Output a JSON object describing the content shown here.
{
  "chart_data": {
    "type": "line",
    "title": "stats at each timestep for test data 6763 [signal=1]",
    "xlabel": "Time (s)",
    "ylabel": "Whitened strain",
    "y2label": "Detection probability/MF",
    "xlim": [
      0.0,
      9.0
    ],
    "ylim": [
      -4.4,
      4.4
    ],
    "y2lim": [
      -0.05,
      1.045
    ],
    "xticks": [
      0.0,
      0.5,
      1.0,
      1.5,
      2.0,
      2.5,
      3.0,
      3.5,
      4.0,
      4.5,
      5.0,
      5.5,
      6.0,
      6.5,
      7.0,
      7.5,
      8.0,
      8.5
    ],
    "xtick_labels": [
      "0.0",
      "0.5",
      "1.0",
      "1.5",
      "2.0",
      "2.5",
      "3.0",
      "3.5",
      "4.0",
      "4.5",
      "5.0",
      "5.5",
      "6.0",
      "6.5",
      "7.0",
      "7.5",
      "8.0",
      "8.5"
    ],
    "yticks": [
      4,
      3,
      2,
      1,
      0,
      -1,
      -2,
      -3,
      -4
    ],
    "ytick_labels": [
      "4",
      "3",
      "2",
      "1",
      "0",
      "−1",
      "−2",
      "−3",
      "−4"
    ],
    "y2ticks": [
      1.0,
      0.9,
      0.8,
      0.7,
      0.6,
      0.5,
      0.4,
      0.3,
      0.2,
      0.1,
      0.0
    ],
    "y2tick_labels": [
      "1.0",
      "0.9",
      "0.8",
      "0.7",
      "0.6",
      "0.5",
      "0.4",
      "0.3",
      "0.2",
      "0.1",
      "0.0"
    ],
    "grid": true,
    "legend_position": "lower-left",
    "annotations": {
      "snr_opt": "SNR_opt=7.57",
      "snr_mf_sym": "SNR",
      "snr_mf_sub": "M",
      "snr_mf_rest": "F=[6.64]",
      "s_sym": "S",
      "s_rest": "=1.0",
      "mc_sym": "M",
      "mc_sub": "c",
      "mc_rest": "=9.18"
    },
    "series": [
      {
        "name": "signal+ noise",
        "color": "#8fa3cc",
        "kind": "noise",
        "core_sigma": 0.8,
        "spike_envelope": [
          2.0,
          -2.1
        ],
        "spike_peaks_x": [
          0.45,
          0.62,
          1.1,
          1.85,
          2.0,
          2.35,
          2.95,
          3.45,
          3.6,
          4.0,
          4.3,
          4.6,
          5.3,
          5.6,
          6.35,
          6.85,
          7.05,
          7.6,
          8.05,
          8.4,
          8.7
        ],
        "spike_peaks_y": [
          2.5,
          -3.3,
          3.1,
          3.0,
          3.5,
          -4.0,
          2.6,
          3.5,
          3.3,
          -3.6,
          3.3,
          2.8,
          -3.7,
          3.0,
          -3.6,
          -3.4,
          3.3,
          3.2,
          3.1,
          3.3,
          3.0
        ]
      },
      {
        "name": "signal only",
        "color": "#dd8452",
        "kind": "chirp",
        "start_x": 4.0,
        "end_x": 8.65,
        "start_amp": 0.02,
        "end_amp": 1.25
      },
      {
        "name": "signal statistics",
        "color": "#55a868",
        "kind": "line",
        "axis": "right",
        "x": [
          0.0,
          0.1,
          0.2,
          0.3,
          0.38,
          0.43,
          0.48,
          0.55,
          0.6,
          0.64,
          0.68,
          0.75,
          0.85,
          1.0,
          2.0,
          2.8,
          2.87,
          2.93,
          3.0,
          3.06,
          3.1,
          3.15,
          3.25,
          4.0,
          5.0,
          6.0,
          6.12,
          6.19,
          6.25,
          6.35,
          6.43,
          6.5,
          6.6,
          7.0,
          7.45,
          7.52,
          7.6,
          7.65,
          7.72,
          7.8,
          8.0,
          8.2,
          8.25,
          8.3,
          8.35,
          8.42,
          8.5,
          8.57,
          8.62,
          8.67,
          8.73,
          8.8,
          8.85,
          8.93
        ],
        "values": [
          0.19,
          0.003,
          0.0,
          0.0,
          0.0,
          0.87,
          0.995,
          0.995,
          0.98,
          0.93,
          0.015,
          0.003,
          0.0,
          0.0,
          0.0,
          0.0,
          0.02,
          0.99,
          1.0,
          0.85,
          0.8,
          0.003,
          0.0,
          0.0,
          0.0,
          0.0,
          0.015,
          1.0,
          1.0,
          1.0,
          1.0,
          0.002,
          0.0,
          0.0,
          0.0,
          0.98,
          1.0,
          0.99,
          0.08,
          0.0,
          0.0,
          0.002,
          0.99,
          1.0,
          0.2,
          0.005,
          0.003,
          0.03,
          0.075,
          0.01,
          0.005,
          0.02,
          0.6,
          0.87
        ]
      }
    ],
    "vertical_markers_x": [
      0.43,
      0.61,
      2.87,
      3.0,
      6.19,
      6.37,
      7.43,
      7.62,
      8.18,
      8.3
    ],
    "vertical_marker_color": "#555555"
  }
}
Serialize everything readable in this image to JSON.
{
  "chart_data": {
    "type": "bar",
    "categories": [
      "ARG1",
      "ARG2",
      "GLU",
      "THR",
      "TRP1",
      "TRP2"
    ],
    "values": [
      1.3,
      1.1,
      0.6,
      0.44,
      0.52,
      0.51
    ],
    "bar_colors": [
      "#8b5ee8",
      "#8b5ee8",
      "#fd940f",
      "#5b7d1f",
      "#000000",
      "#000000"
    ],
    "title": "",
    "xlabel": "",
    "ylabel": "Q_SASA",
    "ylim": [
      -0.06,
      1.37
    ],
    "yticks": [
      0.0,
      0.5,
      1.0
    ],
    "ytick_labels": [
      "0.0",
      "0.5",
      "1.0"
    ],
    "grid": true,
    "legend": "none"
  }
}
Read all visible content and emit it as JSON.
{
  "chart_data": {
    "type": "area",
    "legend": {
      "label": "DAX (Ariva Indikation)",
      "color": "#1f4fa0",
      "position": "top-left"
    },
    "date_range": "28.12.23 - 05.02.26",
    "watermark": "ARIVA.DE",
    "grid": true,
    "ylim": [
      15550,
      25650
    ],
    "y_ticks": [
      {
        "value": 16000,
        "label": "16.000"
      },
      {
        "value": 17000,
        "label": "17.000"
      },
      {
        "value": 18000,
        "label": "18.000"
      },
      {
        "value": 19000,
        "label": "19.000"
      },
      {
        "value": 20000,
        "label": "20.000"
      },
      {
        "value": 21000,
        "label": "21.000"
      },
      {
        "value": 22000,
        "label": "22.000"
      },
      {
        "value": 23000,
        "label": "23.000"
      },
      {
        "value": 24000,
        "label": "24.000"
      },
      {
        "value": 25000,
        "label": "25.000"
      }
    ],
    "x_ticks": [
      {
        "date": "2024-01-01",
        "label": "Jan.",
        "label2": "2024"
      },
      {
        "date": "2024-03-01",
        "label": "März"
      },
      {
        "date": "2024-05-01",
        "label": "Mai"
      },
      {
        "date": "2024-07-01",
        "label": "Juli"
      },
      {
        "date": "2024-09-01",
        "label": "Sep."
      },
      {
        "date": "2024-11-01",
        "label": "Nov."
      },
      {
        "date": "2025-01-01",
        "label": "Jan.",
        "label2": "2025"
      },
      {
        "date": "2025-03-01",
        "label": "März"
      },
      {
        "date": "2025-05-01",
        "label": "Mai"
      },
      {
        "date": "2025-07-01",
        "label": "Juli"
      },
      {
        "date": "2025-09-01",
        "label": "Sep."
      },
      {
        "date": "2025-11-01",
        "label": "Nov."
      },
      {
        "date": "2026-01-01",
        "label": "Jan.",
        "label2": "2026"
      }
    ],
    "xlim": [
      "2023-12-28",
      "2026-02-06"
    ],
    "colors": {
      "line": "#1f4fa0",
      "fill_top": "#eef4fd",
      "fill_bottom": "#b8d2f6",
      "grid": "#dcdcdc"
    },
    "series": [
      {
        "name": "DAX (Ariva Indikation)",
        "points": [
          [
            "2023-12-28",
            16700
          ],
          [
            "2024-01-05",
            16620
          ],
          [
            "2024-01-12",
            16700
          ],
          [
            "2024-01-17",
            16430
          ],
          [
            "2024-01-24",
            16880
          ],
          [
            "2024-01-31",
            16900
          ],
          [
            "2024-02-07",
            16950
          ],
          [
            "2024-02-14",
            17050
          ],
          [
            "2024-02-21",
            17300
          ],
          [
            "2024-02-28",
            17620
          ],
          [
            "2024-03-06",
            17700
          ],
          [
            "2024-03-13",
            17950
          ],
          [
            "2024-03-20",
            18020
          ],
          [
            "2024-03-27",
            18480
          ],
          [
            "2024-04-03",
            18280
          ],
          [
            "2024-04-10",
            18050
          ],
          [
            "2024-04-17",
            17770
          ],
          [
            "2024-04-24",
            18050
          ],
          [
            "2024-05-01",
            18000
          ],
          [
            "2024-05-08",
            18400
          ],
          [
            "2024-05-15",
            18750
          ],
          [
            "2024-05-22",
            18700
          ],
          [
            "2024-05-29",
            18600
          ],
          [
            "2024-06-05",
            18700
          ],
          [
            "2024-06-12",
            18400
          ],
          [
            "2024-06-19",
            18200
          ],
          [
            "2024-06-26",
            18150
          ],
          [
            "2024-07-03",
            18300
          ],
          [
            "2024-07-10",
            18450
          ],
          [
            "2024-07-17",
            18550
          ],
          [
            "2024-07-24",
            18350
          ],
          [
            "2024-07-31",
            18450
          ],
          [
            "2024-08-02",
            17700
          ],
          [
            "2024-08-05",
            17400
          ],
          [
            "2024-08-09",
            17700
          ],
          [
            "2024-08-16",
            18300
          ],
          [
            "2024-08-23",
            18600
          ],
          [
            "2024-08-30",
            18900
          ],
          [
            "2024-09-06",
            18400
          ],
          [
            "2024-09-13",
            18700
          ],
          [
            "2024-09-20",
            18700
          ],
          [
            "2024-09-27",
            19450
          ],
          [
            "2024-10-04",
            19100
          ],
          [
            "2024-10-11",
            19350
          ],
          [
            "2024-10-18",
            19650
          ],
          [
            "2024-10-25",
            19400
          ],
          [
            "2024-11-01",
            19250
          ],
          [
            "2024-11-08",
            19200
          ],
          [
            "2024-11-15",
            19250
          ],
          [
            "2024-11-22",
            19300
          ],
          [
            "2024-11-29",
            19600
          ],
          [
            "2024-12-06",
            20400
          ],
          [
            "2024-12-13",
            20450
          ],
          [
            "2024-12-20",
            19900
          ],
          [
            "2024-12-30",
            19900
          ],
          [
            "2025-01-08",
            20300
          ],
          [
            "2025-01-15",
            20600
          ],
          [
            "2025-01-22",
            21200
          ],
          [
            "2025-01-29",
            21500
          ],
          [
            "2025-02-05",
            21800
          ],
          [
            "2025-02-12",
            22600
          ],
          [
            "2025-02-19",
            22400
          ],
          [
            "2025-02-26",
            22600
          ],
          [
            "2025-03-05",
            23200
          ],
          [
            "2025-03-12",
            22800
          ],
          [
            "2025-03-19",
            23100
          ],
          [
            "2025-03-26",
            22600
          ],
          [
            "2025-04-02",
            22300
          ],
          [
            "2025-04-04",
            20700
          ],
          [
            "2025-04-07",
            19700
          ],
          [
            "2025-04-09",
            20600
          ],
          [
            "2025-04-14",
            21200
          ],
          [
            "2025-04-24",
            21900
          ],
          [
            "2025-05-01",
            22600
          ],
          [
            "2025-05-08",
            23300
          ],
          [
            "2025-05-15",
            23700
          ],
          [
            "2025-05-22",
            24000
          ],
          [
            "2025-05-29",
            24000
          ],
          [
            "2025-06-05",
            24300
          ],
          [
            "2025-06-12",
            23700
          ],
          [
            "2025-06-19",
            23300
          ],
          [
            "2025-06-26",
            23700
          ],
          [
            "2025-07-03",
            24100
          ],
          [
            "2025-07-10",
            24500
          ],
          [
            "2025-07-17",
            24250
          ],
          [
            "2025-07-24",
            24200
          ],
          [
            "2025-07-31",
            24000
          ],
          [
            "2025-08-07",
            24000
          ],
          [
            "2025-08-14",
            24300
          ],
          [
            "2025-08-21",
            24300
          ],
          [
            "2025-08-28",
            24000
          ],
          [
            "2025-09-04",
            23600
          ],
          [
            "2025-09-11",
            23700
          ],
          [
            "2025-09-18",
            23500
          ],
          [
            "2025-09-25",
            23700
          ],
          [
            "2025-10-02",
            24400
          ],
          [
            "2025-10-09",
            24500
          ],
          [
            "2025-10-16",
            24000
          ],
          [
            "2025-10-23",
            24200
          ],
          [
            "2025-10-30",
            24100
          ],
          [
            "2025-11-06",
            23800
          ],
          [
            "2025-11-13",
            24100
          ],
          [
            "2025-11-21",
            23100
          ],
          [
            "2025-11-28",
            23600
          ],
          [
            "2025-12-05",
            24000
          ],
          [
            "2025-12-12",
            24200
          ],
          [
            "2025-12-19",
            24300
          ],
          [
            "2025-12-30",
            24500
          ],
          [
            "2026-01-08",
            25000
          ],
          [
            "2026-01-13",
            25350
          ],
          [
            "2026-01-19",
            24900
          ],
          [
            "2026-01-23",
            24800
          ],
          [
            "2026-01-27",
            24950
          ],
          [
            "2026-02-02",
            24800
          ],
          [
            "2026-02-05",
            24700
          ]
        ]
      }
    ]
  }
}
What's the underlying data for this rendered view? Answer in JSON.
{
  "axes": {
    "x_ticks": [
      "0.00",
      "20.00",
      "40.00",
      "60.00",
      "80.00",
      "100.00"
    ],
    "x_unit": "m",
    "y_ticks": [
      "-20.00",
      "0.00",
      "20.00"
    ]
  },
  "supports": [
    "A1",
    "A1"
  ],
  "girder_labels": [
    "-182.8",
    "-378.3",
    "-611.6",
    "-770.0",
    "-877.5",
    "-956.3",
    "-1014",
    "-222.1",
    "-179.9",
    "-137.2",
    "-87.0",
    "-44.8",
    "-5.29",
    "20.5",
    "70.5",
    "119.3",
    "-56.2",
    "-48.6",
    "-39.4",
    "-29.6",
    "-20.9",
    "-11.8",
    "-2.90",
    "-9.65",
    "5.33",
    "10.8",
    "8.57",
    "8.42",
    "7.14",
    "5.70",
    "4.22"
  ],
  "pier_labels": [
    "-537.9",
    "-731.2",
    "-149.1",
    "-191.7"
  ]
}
========
EXERCISE BRIEF:
For each line of the listing that holds the word "this", show that line.

COMPLETED EXERCISE:
Serialize everything readable in this image to JSON.
What's the underlying data for this rendered view? Answer in JSON.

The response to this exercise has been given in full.